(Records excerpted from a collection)

────

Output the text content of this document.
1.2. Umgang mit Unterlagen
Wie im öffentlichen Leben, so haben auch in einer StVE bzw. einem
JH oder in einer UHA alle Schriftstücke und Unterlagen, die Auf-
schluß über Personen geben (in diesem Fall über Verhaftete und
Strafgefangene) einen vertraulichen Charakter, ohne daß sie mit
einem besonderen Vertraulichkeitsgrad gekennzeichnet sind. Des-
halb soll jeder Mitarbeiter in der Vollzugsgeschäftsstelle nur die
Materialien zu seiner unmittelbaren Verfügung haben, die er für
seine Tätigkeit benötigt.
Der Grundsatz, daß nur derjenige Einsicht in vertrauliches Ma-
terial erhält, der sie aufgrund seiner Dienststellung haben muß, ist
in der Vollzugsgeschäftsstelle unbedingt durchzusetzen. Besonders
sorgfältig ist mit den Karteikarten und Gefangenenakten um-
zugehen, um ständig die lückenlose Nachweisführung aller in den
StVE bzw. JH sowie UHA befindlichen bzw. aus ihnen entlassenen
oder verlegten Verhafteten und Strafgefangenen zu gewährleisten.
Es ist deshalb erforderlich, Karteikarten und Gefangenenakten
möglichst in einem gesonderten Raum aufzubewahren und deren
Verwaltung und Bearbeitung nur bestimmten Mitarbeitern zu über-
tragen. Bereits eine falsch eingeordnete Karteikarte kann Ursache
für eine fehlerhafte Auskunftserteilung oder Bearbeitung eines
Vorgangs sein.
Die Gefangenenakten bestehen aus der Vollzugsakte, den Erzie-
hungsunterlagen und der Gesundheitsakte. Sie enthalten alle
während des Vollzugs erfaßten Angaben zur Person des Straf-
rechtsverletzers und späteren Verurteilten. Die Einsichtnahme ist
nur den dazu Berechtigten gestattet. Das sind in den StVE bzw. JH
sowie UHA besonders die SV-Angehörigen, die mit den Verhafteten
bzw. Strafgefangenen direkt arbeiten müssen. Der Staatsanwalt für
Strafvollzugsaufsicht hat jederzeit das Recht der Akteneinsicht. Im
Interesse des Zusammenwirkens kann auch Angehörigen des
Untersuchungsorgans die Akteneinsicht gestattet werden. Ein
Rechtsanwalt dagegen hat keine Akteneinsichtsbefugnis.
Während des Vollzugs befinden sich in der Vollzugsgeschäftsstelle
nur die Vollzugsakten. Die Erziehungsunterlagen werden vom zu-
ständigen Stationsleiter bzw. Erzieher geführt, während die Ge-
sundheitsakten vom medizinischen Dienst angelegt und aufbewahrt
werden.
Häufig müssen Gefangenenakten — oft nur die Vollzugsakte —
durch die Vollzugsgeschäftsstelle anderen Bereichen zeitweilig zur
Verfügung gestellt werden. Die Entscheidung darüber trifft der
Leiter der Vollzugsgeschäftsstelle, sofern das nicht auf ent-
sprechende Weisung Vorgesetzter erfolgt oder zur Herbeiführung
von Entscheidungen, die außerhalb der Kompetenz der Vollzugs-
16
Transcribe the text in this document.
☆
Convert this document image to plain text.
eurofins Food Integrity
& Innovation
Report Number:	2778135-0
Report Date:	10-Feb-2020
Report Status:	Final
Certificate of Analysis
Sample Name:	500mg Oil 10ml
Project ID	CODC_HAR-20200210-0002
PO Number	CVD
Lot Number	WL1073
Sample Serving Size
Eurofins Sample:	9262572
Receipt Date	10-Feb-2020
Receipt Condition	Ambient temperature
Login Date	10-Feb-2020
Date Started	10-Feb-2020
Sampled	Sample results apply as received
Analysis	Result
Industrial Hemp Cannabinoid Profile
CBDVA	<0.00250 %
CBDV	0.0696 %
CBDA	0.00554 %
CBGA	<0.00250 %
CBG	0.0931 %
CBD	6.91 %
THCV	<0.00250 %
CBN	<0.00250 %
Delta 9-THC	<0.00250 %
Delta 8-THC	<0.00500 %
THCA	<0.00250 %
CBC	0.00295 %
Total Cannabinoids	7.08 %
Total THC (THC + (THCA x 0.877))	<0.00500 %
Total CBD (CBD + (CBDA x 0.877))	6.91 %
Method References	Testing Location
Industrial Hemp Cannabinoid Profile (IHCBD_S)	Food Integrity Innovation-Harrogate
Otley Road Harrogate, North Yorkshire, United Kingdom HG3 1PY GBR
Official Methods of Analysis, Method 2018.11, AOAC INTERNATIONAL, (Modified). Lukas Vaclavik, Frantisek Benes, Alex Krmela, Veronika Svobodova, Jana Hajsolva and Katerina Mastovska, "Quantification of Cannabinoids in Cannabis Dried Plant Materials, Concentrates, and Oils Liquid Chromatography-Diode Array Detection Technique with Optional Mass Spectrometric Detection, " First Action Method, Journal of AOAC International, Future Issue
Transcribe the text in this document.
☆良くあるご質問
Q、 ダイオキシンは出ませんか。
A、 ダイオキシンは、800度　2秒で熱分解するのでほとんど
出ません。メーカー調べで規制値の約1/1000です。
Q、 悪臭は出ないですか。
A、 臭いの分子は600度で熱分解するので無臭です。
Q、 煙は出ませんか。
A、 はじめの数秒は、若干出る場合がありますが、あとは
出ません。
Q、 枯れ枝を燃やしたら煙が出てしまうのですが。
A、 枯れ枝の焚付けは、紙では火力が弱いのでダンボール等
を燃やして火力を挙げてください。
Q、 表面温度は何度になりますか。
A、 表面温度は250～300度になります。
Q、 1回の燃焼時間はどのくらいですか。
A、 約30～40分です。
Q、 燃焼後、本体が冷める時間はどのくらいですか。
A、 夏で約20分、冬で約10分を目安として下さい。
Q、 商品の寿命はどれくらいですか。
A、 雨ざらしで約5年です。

────

Scan the records for the string "einem". Copy each line in which it appears.

Wie im öffentlichen Leben, so haben auch in einer StVE bzw. einem
einem besonderen Vertraulichkeitsgrad gekennzeichnet sind. Des-
möglichst in einem gesonderten Raum aufzubewahren und deren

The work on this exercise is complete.